[MATERIAL TO PROCESS]
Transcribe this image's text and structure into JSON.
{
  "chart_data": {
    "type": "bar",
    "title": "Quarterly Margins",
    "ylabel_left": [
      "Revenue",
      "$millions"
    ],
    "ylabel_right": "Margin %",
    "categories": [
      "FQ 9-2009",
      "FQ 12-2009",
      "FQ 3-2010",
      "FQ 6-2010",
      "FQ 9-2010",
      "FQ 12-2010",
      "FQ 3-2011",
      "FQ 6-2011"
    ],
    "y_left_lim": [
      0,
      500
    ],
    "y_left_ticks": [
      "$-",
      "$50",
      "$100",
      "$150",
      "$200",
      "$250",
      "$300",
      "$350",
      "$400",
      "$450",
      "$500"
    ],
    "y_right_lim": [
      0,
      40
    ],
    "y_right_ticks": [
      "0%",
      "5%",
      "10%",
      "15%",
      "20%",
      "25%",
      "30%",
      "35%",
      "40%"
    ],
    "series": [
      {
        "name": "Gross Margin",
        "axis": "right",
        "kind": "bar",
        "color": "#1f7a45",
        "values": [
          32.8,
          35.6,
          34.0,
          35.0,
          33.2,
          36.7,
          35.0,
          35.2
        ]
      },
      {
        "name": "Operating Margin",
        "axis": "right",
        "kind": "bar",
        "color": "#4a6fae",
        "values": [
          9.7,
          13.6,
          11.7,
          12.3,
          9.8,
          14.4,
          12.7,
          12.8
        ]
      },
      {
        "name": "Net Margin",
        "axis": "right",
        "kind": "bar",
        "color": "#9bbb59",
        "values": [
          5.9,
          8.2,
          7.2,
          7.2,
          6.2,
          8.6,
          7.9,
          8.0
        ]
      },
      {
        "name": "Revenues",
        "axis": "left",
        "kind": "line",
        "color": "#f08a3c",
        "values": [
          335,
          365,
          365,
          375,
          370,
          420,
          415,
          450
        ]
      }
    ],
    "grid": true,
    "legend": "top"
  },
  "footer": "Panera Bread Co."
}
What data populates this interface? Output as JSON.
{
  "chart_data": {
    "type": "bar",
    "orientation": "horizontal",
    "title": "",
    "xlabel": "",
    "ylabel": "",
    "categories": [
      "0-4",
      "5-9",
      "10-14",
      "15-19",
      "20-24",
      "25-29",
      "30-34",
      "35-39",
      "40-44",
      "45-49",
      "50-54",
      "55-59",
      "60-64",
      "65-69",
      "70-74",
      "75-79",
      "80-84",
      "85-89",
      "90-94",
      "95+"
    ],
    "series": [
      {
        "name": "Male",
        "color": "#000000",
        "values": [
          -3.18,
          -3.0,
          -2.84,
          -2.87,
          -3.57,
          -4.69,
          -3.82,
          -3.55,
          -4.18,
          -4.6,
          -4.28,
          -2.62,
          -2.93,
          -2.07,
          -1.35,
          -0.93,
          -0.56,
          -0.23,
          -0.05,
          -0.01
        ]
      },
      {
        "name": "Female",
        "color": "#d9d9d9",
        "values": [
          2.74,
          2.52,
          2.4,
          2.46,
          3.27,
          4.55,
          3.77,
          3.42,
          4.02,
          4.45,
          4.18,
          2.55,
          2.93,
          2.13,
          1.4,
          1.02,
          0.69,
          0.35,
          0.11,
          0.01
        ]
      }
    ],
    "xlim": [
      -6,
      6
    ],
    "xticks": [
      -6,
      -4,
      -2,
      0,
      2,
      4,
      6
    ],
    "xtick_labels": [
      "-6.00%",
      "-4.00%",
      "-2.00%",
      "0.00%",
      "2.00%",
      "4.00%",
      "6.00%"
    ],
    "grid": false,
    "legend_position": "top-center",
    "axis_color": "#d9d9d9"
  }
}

==

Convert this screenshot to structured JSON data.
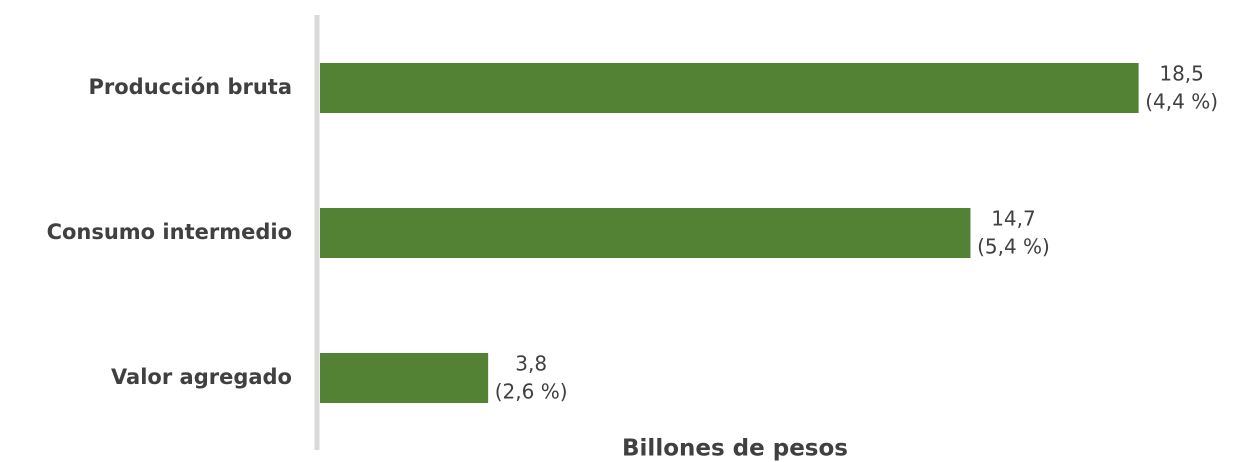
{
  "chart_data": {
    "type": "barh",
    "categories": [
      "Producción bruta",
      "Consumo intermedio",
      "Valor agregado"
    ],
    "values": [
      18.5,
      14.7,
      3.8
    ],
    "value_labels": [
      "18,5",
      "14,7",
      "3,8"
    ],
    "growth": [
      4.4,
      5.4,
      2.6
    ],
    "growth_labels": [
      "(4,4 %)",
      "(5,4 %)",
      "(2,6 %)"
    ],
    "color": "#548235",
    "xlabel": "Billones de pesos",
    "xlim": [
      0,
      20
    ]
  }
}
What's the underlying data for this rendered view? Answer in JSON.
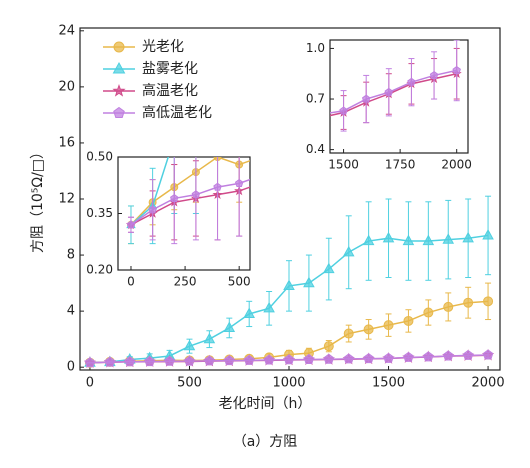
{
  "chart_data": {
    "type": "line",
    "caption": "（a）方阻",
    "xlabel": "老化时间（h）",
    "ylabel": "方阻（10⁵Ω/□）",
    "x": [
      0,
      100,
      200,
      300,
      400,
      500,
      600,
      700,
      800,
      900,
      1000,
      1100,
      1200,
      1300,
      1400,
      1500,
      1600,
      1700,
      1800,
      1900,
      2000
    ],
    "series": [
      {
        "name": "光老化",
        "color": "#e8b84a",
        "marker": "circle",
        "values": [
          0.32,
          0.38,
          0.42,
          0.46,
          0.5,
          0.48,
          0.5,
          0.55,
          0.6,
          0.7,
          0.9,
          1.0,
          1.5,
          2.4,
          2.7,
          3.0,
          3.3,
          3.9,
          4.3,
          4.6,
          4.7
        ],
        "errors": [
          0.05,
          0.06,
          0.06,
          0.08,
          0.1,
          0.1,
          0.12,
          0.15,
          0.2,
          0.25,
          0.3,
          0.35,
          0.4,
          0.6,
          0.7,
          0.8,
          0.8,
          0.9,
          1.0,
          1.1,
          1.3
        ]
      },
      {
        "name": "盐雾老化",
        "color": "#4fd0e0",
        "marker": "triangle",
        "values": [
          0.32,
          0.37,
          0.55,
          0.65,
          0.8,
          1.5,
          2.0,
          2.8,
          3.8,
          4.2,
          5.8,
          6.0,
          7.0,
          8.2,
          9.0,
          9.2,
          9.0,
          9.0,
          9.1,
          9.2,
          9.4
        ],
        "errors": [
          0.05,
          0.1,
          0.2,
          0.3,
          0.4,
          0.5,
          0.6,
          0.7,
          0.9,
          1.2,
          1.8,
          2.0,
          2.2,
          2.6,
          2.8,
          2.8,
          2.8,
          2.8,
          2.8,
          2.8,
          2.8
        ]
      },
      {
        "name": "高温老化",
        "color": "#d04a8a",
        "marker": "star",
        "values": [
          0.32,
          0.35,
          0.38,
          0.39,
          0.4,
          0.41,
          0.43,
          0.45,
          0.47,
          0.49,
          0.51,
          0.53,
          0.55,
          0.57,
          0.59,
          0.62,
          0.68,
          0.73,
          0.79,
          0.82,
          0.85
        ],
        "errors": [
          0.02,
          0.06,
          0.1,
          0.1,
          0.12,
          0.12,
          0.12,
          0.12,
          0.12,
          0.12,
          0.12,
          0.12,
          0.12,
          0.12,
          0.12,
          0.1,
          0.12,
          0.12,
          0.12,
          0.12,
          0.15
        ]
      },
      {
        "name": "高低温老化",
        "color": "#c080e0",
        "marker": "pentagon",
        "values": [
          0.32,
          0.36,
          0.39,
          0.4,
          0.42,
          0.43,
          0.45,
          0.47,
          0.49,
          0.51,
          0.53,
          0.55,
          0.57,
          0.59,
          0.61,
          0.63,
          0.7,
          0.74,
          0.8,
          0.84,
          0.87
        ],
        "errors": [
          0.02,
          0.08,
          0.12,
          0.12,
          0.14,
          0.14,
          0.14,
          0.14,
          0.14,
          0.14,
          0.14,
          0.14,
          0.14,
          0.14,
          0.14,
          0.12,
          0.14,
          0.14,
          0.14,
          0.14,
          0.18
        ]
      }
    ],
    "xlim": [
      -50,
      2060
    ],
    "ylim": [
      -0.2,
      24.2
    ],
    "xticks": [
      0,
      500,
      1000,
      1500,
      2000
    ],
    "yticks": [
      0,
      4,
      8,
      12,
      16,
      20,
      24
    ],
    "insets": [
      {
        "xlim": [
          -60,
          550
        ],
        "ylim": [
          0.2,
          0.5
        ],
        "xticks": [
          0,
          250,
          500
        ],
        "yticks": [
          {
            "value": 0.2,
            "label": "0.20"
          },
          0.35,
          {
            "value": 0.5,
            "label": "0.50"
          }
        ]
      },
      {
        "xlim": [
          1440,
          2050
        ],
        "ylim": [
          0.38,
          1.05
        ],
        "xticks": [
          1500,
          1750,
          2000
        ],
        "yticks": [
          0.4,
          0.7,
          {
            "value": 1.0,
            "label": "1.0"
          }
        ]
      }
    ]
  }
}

...

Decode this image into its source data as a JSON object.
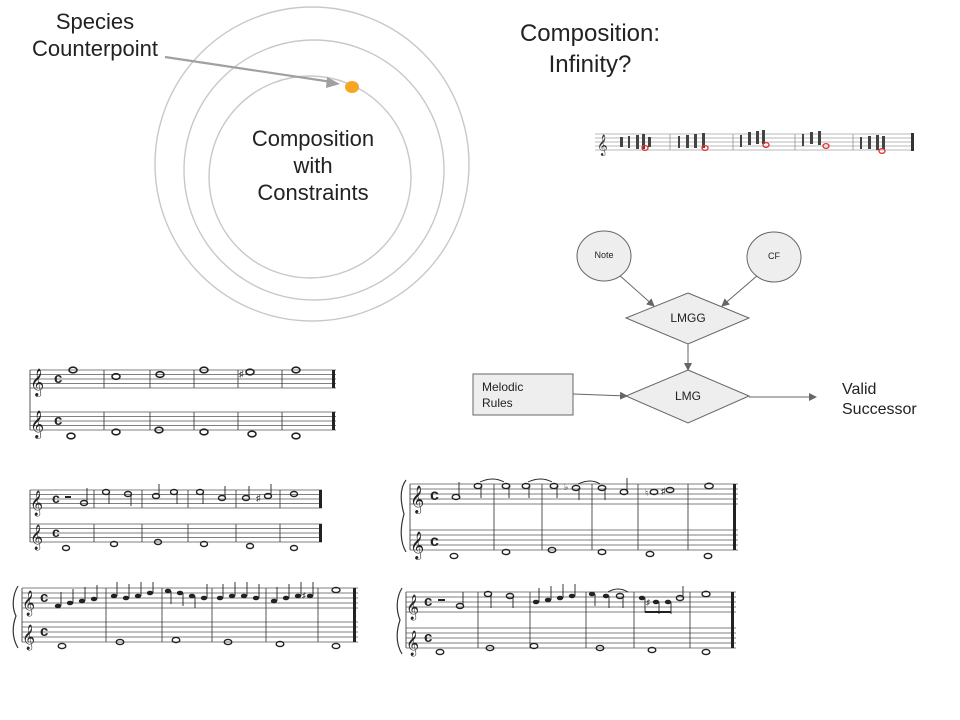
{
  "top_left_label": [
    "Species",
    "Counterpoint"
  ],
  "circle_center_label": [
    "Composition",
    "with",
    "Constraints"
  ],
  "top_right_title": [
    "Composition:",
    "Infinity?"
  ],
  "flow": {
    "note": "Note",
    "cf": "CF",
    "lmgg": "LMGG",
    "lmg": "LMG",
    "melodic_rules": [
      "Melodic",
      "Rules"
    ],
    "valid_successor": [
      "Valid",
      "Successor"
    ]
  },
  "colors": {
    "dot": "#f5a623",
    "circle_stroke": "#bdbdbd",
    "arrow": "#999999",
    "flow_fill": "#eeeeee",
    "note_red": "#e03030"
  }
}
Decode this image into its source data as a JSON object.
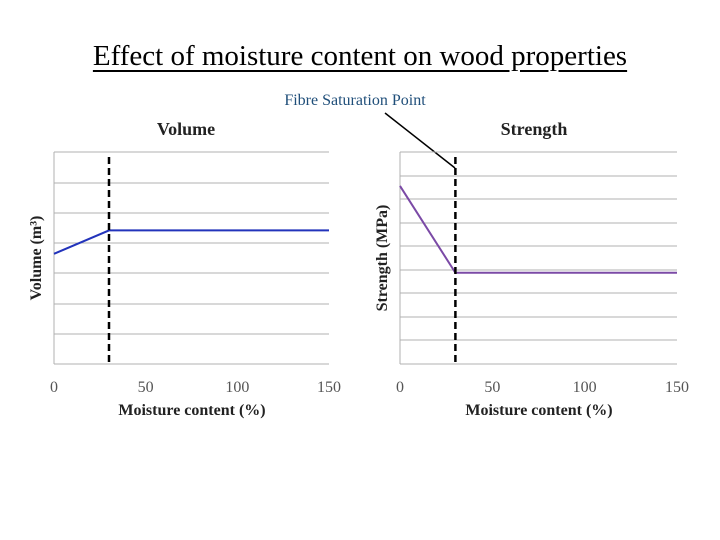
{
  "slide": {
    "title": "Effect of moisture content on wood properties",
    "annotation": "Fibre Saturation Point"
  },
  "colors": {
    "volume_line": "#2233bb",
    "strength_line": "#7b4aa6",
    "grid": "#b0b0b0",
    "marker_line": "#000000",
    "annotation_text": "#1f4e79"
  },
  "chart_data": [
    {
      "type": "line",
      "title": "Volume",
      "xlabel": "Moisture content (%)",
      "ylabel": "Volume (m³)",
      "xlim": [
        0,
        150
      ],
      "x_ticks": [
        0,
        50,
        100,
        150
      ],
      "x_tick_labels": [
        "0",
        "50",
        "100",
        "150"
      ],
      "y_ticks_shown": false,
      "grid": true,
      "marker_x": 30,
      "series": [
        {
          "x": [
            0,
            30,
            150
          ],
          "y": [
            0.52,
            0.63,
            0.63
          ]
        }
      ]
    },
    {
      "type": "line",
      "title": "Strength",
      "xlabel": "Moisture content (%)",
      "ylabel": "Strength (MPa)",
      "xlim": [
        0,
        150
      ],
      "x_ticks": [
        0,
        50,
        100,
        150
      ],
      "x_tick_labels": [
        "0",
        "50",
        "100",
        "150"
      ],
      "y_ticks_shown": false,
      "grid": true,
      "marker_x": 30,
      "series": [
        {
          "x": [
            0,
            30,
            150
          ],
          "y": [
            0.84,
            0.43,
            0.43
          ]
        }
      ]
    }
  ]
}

[EXERCISE REQUIREMENTS] Report how many lines in the entries hold the string "this". Nothing but the number is wanted.

[WRITTEN SOLUTION] 6